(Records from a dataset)
|---|

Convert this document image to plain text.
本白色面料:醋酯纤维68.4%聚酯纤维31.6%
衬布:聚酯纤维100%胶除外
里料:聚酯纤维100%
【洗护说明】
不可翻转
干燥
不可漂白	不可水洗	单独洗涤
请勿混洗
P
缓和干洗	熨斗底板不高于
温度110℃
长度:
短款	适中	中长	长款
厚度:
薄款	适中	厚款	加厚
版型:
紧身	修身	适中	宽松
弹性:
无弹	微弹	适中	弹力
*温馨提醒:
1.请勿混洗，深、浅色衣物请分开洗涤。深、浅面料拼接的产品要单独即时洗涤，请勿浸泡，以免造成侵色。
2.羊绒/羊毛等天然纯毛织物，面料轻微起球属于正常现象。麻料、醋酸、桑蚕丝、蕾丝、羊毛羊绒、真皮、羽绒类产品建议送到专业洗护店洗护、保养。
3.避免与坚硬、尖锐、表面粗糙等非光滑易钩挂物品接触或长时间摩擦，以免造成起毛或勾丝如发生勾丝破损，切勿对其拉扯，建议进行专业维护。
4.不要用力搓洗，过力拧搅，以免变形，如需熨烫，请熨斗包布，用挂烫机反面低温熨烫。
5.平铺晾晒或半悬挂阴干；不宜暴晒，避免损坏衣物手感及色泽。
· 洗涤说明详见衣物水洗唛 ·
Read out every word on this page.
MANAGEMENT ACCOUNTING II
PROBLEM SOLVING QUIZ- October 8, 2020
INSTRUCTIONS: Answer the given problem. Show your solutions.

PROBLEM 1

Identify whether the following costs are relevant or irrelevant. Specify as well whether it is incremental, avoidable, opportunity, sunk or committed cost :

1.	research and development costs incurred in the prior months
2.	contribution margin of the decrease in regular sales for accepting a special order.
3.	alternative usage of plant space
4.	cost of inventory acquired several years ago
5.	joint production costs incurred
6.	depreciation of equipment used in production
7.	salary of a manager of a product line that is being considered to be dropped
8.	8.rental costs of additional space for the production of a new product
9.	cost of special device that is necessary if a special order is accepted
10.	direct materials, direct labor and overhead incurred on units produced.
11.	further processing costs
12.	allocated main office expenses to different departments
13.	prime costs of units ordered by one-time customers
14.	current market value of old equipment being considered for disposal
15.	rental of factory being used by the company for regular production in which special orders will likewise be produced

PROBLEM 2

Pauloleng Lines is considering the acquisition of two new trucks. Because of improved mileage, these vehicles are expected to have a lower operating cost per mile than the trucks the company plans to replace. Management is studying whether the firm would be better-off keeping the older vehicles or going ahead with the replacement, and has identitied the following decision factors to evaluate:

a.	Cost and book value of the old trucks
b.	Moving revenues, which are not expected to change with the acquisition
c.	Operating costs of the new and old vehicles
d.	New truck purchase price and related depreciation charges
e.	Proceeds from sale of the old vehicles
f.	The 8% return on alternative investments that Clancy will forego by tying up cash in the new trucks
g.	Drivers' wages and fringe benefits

|---|

▸ **Given exercise**:
Copy each line of the records that contains the word "units".

▸ **Task output**:
10.	direct materials, direct labor and overhead incurred on units produced.
13.	prime costs of units ordered by one-time customers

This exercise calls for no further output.